WORK TO COMPLETE.
Make an exact copy of the listing below.

DATASET.
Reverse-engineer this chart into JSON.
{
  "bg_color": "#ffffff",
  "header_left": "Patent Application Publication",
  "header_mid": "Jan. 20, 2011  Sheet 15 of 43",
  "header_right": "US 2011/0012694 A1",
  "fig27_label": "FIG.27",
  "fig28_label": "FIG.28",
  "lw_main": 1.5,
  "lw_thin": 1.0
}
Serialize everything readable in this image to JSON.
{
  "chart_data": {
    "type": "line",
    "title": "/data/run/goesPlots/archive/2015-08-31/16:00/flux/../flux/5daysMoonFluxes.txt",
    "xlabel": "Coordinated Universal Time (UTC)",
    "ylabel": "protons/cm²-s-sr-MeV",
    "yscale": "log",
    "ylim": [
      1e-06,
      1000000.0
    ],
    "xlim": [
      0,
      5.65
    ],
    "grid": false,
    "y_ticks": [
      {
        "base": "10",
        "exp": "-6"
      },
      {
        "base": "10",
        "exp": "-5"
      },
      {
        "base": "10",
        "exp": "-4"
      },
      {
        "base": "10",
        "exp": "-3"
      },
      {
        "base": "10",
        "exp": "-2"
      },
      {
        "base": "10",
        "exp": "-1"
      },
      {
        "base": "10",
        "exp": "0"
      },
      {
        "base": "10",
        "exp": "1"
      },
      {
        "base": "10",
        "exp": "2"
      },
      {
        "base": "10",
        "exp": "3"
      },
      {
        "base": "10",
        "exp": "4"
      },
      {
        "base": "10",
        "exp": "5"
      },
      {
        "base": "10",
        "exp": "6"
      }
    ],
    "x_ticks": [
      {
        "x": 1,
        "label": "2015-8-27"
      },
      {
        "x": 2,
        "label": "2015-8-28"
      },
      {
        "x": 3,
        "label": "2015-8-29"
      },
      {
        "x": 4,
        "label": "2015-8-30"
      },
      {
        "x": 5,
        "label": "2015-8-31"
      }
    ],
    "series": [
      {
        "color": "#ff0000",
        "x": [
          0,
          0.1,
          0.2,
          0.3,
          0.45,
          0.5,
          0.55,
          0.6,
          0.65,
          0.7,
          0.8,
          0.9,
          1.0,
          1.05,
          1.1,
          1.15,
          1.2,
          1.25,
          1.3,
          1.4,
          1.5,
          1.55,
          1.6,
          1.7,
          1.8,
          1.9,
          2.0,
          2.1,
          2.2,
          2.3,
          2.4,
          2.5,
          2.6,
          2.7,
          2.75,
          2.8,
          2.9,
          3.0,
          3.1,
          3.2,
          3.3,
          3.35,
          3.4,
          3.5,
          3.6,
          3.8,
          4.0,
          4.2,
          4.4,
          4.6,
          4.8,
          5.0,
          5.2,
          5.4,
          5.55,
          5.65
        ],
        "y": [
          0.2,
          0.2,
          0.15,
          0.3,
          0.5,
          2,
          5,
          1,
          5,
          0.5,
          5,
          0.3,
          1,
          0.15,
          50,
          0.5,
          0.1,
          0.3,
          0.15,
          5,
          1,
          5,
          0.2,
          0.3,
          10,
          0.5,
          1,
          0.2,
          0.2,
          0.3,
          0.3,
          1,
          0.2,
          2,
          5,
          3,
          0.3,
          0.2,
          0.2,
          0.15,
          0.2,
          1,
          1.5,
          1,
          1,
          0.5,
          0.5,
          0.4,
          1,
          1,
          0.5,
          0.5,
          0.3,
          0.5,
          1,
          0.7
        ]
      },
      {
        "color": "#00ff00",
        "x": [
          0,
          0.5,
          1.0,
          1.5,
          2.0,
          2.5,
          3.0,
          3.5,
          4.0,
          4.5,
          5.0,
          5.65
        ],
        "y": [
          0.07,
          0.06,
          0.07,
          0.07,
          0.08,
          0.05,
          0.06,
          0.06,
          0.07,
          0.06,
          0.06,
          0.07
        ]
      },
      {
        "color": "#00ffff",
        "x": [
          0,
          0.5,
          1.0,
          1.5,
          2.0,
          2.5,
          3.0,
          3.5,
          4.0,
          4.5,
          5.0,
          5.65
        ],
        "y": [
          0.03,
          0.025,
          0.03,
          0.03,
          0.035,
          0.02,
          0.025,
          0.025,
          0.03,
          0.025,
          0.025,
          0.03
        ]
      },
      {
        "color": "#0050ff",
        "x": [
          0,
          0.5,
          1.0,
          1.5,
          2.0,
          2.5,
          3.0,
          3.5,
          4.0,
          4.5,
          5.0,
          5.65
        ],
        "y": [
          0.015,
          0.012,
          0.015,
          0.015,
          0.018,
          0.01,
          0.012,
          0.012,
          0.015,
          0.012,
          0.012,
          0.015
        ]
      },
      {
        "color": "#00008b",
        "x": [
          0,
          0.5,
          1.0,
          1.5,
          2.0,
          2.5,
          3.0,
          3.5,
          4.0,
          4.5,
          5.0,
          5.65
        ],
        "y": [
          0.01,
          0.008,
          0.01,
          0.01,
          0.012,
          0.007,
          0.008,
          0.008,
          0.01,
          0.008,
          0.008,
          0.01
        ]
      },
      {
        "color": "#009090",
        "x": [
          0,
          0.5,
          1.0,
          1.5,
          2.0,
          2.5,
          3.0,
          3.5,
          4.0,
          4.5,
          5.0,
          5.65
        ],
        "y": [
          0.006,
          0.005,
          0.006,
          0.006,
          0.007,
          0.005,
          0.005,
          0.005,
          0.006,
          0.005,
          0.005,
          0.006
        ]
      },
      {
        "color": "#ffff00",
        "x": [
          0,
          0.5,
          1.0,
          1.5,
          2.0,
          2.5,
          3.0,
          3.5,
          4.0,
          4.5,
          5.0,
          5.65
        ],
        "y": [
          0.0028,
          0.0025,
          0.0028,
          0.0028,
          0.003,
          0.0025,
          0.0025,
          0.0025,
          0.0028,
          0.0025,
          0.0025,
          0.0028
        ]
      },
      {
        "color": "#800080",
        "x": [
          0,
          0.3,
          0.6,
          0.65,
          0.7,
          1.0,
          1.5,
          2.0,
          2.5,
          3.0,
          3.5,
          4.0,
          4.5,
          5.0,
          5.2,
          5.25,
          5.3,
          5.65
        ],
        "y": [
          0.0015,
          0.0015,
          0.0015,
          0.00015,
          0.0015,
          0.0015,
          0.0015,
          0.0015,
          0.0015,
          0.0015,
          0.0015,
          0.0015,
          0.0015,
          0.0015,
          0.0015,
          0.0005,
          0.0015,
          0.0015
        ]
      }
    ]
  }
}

OUTPUT OF THE TASK.
Reverse-engineer this chart into JSON.
{
  "bg_color": "#ffffff",
  "header_left": "Patent Application Publication",
  "header_mid": "Jan. 20, 2011  Sheet 15 of 43",
  "header_right": "US 2011/0012694 A1",
  "fig27_label": "FIG.27",
  "fig28_label": "FIG.28",
  "lw_main": 1.5,
  "lw_thin": 1.0
}
Serialize everything readable in this image to JSON.
{
  "chart_data": {
    "type": "line",
    "title": "/data/run/goesPlots/archive/2015-08-31/16:00/flux/../flux/5daysMoonFluxes.txt",
    "xlabel": "Coordinated Universal Time (UTC)",
    "ylabel": "protons/cm²-s-sr-MeV",
    "yscale": "log",
    "ylim": [
      1e-06,
      1000000.0
    ],
    "xlim": [
      0,
      5.65
    ],
    "grid": false,
    "y_ticks": [
      {
        "base": "10",
        "exp": "-6"
      },
      {
        "base": "10",
        "exp": "-5"
      },
      {
        "base": "10",
        "exp": "-4"
      },
      {
        "base": "10",
        "exp": "-3"
      },
      {
        "base": "10",
        "exp": "-2"
      },
      {
        "base": "10",
        "exp": "-1"
      },
      {
        "base": "10",
        "exp": "0"
      },
      {
        "base": "10",
        "exp": "1"
      },
      {
        "base": "10",
        "exp": "2"
      },
      {
        "base": "10",
        "exp": "3"
      },
      {
        "base": "10",
        "exp": "4"
      },
      {
        "base": "10",
        "exp": "5"
      },
      {
        "base": "10",
        "exp": "6"
      }
    ],
    "x_ticks": [
      {
        "x": 1,
        "label": "2015-8-27"
      },
      {
        "x": 2,
        "label": "2015-8-28"
      },
      {
        "x": 3,
        "label": "2015-8-29"
      },
      {
        "x": 4,
        "label": "2015-8-30"
      },
      {
        "x": 5,
        "label": "2015-8-31"
      }
    ],
    "series": [
      {
        "color": "#ff0000",
        "x": [
          0,
          0.1,
          0.2,
          0.3,
          0.45,
          0.5,
          0.55,
          0.6,
          0.65,
          0.7,
          0.8,
          0.9,
          1.0,
          1.05,
          1.1,
          1.15,
          1.2,
          1.25,
          1.3,
          1.4,
          1.5,
          1.55,
          1.6,
          1.7,
          1.8,
          1.9,
          2.0,
          2.1,
          2.2,
          2.3,
          2.4,
          2.5,
          2.6,
          2.7,
          2.75,
          2.8,
          2.9,
          3.0,
          3.1,
          3.2,
          3.3,
          3.35,
          3.4,
          3.5,
          3.6,
          3.8,
          4.0,
          4.2,
          4.4,
          4.6,
          4.8,
          5.0,
          5.2,
          5.4,
          5.55,
          5.65
        ],
        "y": [
          0.2,
          0.2,
          0.15,
          0.3,
          0.5,
          2,
          5,
          1,
          5,
          0.5,
          5,
          0.3,
          1,
          0.15,
          50,
          0.5,
          0.1,
          0.3,
          0.15,
          5,
          1,
          5,
          0.2,
          0.3,
          10,
          0.5,
          1,
          0.2,
          0.2,
          0.3,
          0.3,
          1,
          0.2,
          2,
          5,
          3,
          0.3,
          0.2,
          0.2,
          0.15,
          0.2,
          1,
          1.5,
          1,
          1,
          0.5,
          0.5,
          0.4,
          1,
          1,
          0.5,
          0.5,
          0.3,
          0.5,
          1,
          0.7
        ]
      },
      {
        "color": "#00ff00",
        "x": [
          0,
          0.5,
          1.0,
          1.5,
          2.0,
          2.5,
          3.0,
          3.5,
          4.0,
          4.5,
          5.0,
          5.65
        ],
        "y": [
          0.07,
          0.06,
          0.07,
          0.07,
          0.08,
          0.05,
          0.06,
          0.06,
          0.07,
          0.06,
          0.06,
          0.07
        ]
      },
      {
        "color": "#00ffff",
        "x": [
          0,
          0.5,
          1.0,
          1.5,
          2.0,
          2.5,
          3.0,
          3.5,
          4.0,
          4.5,
          5.0,
          5.65
        ],
        "y": [
          0.03,
          0.025,
          0.03,
          0.03,
          0.035,
          0.02,
          0.025,
          0.025,
          0.03,
          0.025,
          0.025,
          0.03
        ]
      },
      {
        "color": "#0050ff",
        "x": [
          0,
          0.5,
          1.0,
          1.5,
          2.0,
          2.5,
          3.0,
          3.5,
          4.0,
          4.5,
          5.0,
          5.65
        ],
        "y": [
          0.015,
          0.012,
          0.015,
          0.015,
          0.018,
          0.01,
          0.012,
          0.012,
          0.015,
          0.012,
          0.012,
          0.015
        ]
      },
      {
        "color": "#00008b",
        "x": [
          0,
          0.5,
          1.0,
          1.5,
          2.0,
          2.5,
          3.0,
          3.5,
          4.0,
          4.5,
          5.0,
          5.65
        ],
        "y": [
          0.01,
          0.008,
          0.01,
          0.01,
          0.012,
          0.007,
          0.008,
          0.008,
          0.01,
          0.008,
          0.008,
          0.01
        ]
      },
      {
        "color": "#009090",
        "x": [
          0,
          0.5,
          1.0,
          1.5,
          2.0,
          2.5,
          3.0,
          3.5,
          4.0,
          4.5,
          5.0,
          5.65
        ],
        "y": [
          0.006,
          0.005,
          0.006,
          0.006,
          0.007,
          0.005,
          0.005,
          0.005,
          0.006,
          0.005,
          0.005,
          0.006
        ]
      },
      {
        "color": "#ffff00",
        "x": [
          0,
          0.5,
          1.0,
          1.5,
          2.0,
          2.5,
          3.0,
          3.5,
          4.0,
          4.5,
          5.0,
          5.65
        ],
        "y": [
          0.0028,
          0.0025,
          0.0028,
          0.0028,
          0.003,
          0.0025,
          0.0025,
          0.0025,
          0.0028,
          0.0025,
          0.0025,
          0.0028
        ]
      },
      {
        "color": "#800080",
        "x": [
          0,
          0.3,
          0.6,
          0.65,
          0.7,
          1.0,
          1.5,
          2.0,
          2.5,
          3.0,
          3.5,
          4.0,
          4.5,
          5.0,
          5.2,
          5.25,
          5.3,
          5.65
        ],
        "y": [
          0.0015,
          0.0015,
          0.0015,
          0.00015,
          0.0015,
          0.0015,
          0.0015,
          0.0015,
          0.0015,
          0.0015,
          0.0015,
          0.0015,
          0.0015,
          0.0015,
          0.0015,
          0.0005,
          0.0015,
          0.0015
        ]
      }
    ]
  }
}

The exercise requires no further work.